[begin Extracted entries]

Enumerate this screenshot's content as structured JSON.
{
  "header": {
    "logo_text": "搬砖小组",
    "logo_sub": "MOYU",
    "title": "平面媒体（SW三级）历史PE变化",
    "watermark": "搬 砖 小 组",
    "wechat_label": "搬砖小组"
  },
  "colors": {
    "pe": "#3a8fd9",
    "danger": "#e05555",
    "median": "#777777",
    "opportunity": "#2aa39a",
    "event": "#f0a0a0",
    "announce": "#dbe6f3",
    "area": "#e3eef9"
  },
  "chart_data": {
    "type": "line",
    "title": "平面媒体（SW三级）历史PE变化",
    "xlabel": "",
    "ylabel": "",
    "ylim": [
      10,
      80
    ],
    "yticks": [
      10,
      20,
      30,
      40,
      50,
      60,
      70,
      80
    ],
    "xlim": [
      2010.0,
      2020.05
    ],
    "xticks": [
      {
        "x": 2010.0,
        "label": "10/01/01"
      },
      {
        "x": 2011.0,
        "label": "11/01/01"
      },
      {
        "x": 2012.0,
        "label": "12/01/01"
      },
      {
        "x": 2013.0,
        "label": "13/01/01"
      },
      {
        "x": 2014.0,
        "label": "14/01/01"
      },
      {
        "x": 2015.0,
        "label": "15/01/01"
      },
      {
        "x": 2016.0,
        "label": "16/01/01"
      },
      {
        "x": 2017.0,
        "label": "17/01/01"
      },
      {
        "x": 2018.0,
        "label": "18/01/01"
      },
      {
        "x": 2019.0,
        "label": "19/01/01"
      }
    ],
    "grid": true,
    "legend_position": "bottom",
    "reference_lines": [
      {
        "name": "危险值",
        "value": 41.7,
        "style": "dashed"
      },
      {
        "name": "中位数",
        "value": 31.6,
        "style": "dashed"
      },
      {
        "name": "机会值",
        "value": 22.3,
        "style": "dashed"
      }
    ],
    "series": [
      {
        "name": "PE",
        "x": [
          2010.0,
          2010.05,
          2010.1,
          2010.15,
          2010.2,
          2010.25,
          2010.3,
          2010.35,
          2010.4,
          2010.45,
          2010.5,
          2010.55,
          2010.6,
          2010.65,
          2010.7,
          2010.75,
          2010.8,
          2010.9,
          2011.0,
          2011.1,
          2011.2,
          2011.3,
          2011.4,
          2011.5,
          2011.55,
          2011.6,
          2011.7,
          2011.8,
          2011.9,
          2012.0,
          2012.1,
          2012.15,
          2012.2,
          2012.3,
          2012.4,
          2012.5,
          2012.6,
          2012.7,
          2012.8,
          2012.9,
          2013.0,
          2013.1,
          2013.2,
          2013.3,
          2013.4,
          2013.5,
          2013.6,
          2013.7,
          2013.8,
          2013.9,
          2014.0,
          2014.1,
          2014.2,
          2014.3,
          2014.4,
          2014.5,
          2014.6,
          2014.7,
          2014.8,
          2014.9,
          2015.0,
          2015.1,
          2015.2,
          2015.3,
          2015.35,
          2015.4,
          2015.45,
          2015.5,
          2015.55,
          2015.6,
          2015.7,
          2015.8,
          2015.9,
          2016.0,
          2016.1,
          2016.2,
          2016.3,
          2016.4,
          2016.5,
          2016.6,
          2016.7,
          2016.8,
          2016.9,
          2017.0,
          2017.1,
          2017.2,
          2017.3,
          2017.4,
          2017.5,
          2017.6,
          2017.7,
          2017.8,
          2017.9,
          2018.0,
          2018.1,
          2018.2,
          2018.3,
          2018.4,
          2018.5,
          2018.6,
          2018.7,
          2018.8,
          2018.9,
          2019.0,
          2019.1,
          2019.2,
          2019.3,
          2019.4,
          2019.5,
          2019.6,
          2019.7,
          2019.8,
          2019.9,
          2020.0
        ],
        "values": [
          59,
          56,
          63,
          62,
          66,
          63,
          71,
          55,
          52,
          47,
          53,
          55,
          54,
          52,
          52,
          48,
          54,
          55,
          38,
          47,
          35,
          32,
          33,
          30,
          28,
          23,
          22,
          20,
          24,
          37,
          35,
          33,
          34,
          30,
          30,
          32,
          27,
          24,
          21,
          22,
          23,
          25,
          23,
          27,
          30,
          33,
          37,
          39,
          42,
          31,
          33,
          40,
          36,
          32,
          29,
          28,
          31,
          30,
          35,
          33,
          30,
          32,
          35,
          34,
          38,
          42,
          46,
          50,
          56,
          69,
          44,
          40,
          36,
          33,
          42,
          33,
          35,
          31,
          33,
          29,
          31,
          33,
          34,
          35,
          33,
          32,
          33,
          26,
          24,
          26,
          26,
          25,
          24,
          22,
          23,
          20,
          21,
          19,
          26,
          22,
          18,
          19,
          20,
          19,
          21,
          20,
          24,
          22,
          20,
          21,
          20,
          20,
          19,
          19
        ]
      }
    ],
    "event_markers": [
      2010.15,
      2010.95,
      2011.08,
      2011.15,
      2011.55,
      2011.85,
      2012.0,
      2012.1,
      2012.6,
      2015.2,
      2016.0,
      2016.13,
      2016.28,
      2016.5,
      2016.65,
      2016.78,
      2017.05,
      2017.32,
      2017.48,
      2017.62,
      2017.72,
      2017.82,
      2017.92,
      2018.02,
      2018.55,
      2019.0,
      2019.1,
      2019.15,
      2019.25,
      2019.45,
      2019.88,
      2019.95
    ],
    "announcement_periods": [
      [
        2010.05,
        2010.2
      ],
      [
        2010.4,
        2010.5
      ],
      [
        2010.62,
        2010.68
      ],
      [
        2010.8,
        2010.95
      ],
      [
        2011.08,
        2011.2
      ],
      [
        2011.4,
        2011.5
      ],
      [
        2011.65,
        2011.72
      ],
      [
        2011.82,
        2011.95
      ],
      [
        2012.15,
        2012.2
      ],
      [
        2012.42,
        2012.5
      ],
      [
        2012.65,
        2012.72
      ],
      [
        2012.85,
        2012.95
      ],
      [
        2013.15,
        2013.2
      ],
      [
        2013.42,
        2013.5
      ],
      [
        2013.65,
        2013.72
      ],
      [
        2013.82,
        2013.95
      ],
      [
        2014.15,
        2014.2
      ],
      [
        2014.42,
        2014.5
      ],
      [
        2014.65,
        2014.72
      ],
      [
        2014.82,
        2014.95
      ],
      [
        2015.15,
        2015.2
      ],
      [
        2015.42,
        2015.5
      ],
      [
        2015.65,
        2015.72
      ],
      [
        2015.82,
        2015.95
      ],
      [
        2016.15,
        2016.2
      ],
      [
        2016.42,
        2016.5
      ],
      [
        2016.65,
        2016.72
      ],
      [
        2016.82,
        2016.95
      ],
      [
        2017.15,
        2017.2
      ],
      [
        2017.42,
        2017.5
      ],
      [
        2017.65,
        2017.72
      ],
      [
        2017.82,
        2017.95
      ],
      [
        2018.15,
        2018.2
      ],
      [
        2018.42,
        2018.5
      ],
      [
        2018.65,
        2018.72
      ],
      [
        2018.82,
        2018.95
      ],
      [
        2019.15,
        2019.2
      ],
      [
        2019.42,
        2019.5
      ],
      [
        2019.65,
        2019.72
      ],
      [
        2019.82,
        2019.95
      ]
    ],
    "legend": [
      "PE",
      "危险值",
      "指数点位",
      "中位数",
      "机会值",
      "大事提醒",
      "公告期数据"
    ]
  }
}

[end Extracted entries]

▶ [Short problem]: Extract each entry in full and write it down exactly.

▶ [Answer to the task]:
Enumerate this screenshot's content as structured JSON.
{
  "header": {
    "logo_text": "搬砖小组",
    "logo_sub": "MOYU",
    "title": "平面媒体（SW三级）历史PE变化",
    "watermark": "搬 砖 小 组",
    "wechat_label": "搬砖小组"
  },
  "colors": {
    "pe": "#3a8fd9",
    "danger": "#e05555",
    "median": "#777777",
    "opportunity": "#2aa39a",
    "event": "#f0a0a0",
    "announce": "#dbe6f3",
    "area": "#e3eef9"
  },
  "chart_data": {
    "type": "line",
    "title": "平面媒体（SW三级）历史PE变化",
    "xlabel": "",
    "ylabel": "",
    "ylim": [
      10,
      80
    ],
    "yticks": [
      10,
      20,
      30,
      40,
      50,
      60,
      70,
      80
    ],
    "xlim": [
      2010.0,
      2020.05
    ],
    "xticks": [
      {
        "x": 2010.0,
        "label": "10/01/01"
      },
      {
        "x": 2011.0,
        "label": "11/01/01"
      },
      {
        "x": 2012.0,
        "label": "12/01/01"
      },
      {
        "x": 2013.0,
        "label": "13/01/01"
      },
      {
        "x": 2014.0,
        "label": "14/01/01"
      },
      {
        "x": 2015.0,
        "label": "15/01/01"
      },
      {
        "x": 2016.0,
        "label": "16/01/01"
      },
      {
        "x": 2017.0,
        "label": "17/01/01"
      },
      {
        "x": 2018.0,
        "label": "18/01/01"
      },
      {
        "x": 2019.0,
        "label": "19/01/01"
      }
    ],
    "grid": true,
    "legend_position": "bottom",
    "reference_lines": [
      {
        "name": "危险值",
        "value": 41.7,
        "style": "dashed"
      },
      {
        "name": "中位数",
        "value": 31.6,
        "style": "dashed"
      },
      {
        "name": "机会值",
        "value": 22.3,
        "style": "dashed"
      }
    ],
    "series": [
      {
        "name": "PE",
        "x": [
          2010.0,
          2010.05,
          2010.1,
          2010.15,
          2010.2,
          2010.25,
          2010.3,
          2010.35,
          2010.4,
          2010.45,
          2010.5,
          2010.55,
          2010.6,
          2010.65,
          2010.7,
          2010.75,
          2010.8,
          2010.9,
          2011.0,
          2011.1,
          2011.2,
          2011.3,
          2011.4,
          2011.5,
          2011.55,
          2011.6,
          2011.7,
          2011.8,
          2011.9,
          2012.0,
          2012.1,
          2012.15,
          2012.2,
          2012.3,
          2012.4,
          2012.5,
          2012.6,
          2012.7,
          2012.8,
          2012.9,
          2013.0,
          2013.1,
          2013.2,
          2013.3,
          2013.4,
          2013.5,
          2013.6,
          2013.7,
          2013.8,
          2013.9,
          2014.0,
          2014.1,
          2014.2,
          2014.3,
          2014.4,
          2014.5,
          2014.6,
          2014.7,
          2014.8,
          2014.9,
          2015.0,
          2015.1,
          2015.2,
          2015.3,
          2015.35,
          2015.4,
          2015.45,
          2015.5,
          2015.55,
          2015.6,
          2015.7,
          2015.8,
          2015.9,
          2016.0,
          2016.1,
          2016.2,
          2016.3,
          2016.4,
          2016.5,
          2016.6,
          2016.7,
          2016.8,
          2016.9,
          2017.0,
          2017.1,
          2017.2,
          2017.3,
          2017.4,
          2017.5,
          2017.6,
          2017.7,
          2017.8,
          2017.9,
          2018.0,
          2018.1,
          2018.2,
          2018.3,
          2018.4,
          2018.5,
          2018.6,
          2018.7,
          2018.8,
          2018.9,
          2019.0,
          2019.1,
          2019.2,
          2019.3,
          2019.4,
          2019.5,
          2019.6,
          2019.7,
          2019.8,
          2019.9,
          2020.0
        ],
        "values": [
          59,
          56,
          63,
          62,
          66,
          63,
          71,
          55,
          52,
          47,
          53,
          55,
          54,
          52,
          52,
          48,
          54,
          55,
          38,
          47,
          35,
          32,
          33,
          30,
          28,
          23,
          22,
          20,
          24,
          37,
          35,
          33,
          34,
          30,
          30,
          32,
          27,
          24,
          21,
          22,
          23,
          25,
          23,
          27,
          30,
          33,
          37,
          39,
          42,
          31,
          33,
          40,
          36,
          32,
          29,
          28,
          31,
          30,
          35,
          33,
          30,
          32,
          35,
          34,
          38,
          42,
          46,
          50,
          56,
          69,
          44,
          40,
          36,
          33,
          42,
          33,
          35,
          31,
          33,
          29,
          31,
          33,
          34,
          35,
          33,
          32,
          33,
          26,
          24,
          26,
          26,
          25,
          24,
          22,
          23,
          20,
          21,
          19,
          26,
          22,
          18,
          19,
          20,
          19,
          21,
          20,
          24,
          22,
          20,
          21,
          20,
          20,
          19,
          19
        ]
      }
    ],
    "event_markers": [
      2010.15,
      2010.95,
      2011.08,
      2011.15,
      2011.55,
      2011.85,
      2012.0,
      2012.1,
      2012.6,
      2015.2,
      2016.0,
      2016.13,
      2016.28,
      2016.5,
      2016.65,
      2016.78,
      2017.05,
      2017.32,
      2017.48,
      2017.62,
      2017.72,
      2017.82,
      2017.92,
      2018.02,
      2018.55,
      2019.0,
      2019.1,
      2019.15,
      2019.25,
      2019.45,
      2019.88,
      2019.95
    ],
    "announcement_periods": [
      [
        2010.05,
        2010.2
      ],
      [
        2010.4,
        2010.5
      ],
      [
        2010.62,
        2010.68
      ],
      [
        2010.8,
        2010.95
      ],
      [
        2011.08,
        2011.2
      ],
      [
        2011.4,
        2011.5
      ],
      [
        2011.65,
        2011.72
      ],
      [
        2011.82,
        2011.95
      ],
      [
        2012.15,
        2012.2
      ],
      [
        2012.42,
        2012.5
      ],
      [
        2012.65,
        2012.72
      ],
      [
        2012.85,
        2012.95
      ],
      [
        2013.15,
        2013.2
      ],
      [
        2013.42,
        2013.5
      ],
      [
        2013.65,
        2013.72
      ],
      [
        2013.82,
        2013.95
      ],
      [
        2014.15,
        2014.2
      ],
      [
        2014.42,
        2014.5
      ],
      [
        2014.65,
        2014.72
      ],
      [
        2014.82,
        2014.95
      ],
      [
        2015.15,
        2015.2
      ],
      [
        2015.42,
        2015.5
      ],
      [
        2015.65,
        2015.72
      ],
      [
        2015.82,
        2015.95
      ],
      [
        2016.15,
        2016.2
      ],
      [
        2016.42,
        2016.5
      ],
      [
        2016.65,
        2016.72
      ],
      [
        2016.82,
        2016.95
      ],
      [
        2017.15,
        2017.2
      ],
      [
        2017.42,
        2017.5
      ],
      [
        2017.65,
        2017.72
      ],
      [
        2017.82,
        2017.95
      ],
      [
        2018.15,
        2018.2
      ],
      [
        2018.42,
        2018.5
      ],
      [
        2018.65,
        2018.72
      ],
      [
        2018.82,
        2018.95
      ],
      [
        2019.15,
        2019.2
      ],
      [
        2019.42,
        2019.5
      ],
      [
        2019.65,
        2019.72
      ],
      [
        2019.82,
        2019.95
      ]
    ],
    "legend": [
      "PE",
      "危险值",
      "指数点位",
      "中位数",
      "机会值",
      "大事提醒",
      "公告期数据"
    ]
  }
}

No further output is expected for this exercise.